━━━━━ Material
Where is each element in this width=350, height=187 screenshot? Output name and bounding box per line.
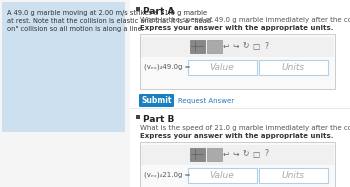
FancyBboxPatch shape <box>259 168 328 183</box>
Text: Submit: Submit <box>141 96 172 105</box>
FancyBboxPatch shape <box>188 168 257 183</box>
Text: Express your answer with the appropriate units.: Express your answer with the appropriate… <box>140 133 334 139</box>
Text: □: □ <box>252 149 260 159</box>
Text: What is the speed of 21.0 g marble immediately after the collision?: What is the speed of 21.0 g marble immed… <box>140 125 350 131</box>
FancyBboxPatch shape <box>140 142 335 187</box>
FancyBboxPatch shape <box>259 59 328 74</box>
FancyBboxPatch shape <box>189 148 204 160</box>
Text: Part B: Part B <box>143 115 174 124</box>
Text: (vₑₓ)₄21.0g =: (vₑₓ)₄21.0g = <box>144 172 190 178</box>
Bar <box>136 115 140 119</box>
Text: (vₑₓ)₄49.0g =: (vₑₓ)₄49.0g = <box>144 64 190 70</box>
FancyBboxPatch shape <box>140 34 335 89</box>
Text: ?: ? <box>264 42 268 50</box>
FancyBboxPatch shape <box>206 148 222 160</box>
Text: ↪: ↪ <box>233 42 239 50</box>
Text: Value: Value <box>210 171 235 180</box>
Bar <box>141 145 334 165</box>
Text: ↩: ↩ <box>223 149 229 159</box>
Text: ↩: ↩ <box>223 42 229 50</box>
Text: Value: Value <box>210 62 235 71</box>
Bar <box>130 0 350 187</box>
Bar <box>2 2 125 132</box>
Text: □: □ <box>252 42 260 50</box>
Bar <box>141 37 334 57</box>
Text: Units: Units <box>281 62 304 71</box>
FancyBboxPatch shape <box>188 59 257 74</box>
FancyBboxPatch shape <box>206 39 222 53</box>
Text: Request Answer: Request Answer <box>178 97 234 103</box>
Text: ↪: ↪ <box>233 149 239 159</box>
Text: ?: ? <box>264 149 268 159</box>
Text: ↻: ↻ <box>243 42 249 50</box>
Text: A 49.0 g marble moving at 2.00 m/s strikes a 21.0 g marble
at rest. Note that th: A 49.0 g marble moving at 2.00 m/s strik… <box>7 10 214 32</box>
Text: Units: Units <box>281 171 304 180</box>
Text: Part A: Part A <box>143 7 175 16</box>
Text: Express your answer with the appropriate units.: Express your answer with the appropriate… <box>140 25 334 31</box>
FancyBboxPatch shape <box>189 39 204 53</box>
FancyBboxPatch shape <box>139 94 174 107</box>
Text: ↻: ↻ <box>243 149 249 159</box>
Text: What is the speed of 49.0 g marble immediately after the collision?: What is the speed of 49.0 g marble immed… <box>140 17 350 23</box>
Bar <box>136 7 140 11</box>
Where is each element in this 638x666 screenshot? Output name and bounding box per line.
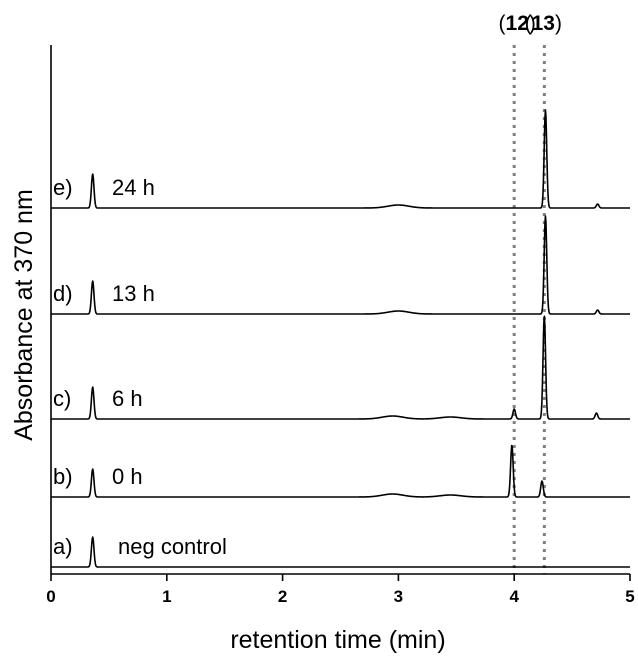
━━━━━━━━━━
◆ **What is expected**
Retype every line of the listing above without any changes, leaving out the pictures.

◆ **The answer**
Where is each element in this width=350, height=187 screenshot? Output name and bounding box per line.
FancyBboxPatch shape <box>259 168 328 183</box>
Text: Submit: Submit <box>141 96 172 105</box>
FancyBboxPatch shape <box>188 168 257 183</box>
Text: Express your answer with the appropriate units.: Express your answer with the appropriate… <box>140 133 334 139</box>
Text: □: □ <box>252 149 260 159</box>
Text: What is the speed of 21.0 g marble immediately after the collision?: What is the speed of 21.0 g marble immed… <box>140 125 350 131</box>
FancyBboxPatch shape <box>140 142 335 187</box>
FancyBboxPatch shape <box>259 59 328 74</box>
FancyBboxPatch shape <box>189 148 204 160</box>
Text: Part B: Part B <box>143 115 174 124</box>
Text: (vₑₓ)₄21.0g =: (vₑₓ)₄21.0g = <box>144 172 190 178</box>
Bar <box>136 115 140 119</box>
Text: (vₑₓ)₄49.0g =: (vₑₓ)₄49.0g = <box>144 64 190 70</box>
FancyBboxPatch shape <box>140 34 335 89</box>
Text: ?: ? <box>264 42 268 50</box>
FancyBboxPatch shape <box>206 148 222 160</box>
Text: ↪: ↪ <box>233 42 239 50</box>
Text: Value: Value <box>210 171 235 180</box>
Bar <box>141 145 334 165</box>
Text: ↩: ↩ <box>223 149 229 159</box>
Text: ↩: ↩ <box>223 42 229 50</box>
Text: Value: Value <box>210 62 235 71</box>
Bar <box>130 0 350 187</box>
Bar <box>2 2 125 132</box>
Text: □: □ <box>252 42 260 50</box>
Bar <box>141 37 334 57</box>
Text: Units: Units <box>281 62 304 71</box>
FancyBboxPatch shape <box>188 59 257 74</box>
FancyBboxPatch shape <box>206 39 222 53</box>
Text: Request Answer: Request Answer <box>178 97 234 103</box>
Text: ↪: ↪ <box>233 149 239 159</box>
Text: ?: ? <box>264 149 268 159</box>
Text: ↻: ↻ <box>243 42 249 50</box>
Text: A 49.0 g marble moving at 2.00 m/s strikes a 21.0 g marble
at rest. Note that th: A 49.0 g marble moving at 2.00 m/s strik… <box>7 10 214 32</box>
Text: Units: Units <box>281 171 304 180</box>
Text: Part A: Part A <box>143 7 175 16</box>
Text: Express your answer with the appropriate units.: Express your answer with the appropriate… <box>140 25 334 31</box>
FancyBboxPatch shape <box>189 39 204 53</box>
FancyBboxPatch shape <box>139 94 174 107</box>
Text: ↻: ↻ <box>243 149 249 159</box>
Text: What is the speed of 49.0 g marble immediately after the collision?: What is the speed of 49.0 g marble immed… <box>140 17 350 23</box>
Bar <box>136 7 140 11</box>
Where is each element in this 638x666 screenshot? Output name and bounding box per line.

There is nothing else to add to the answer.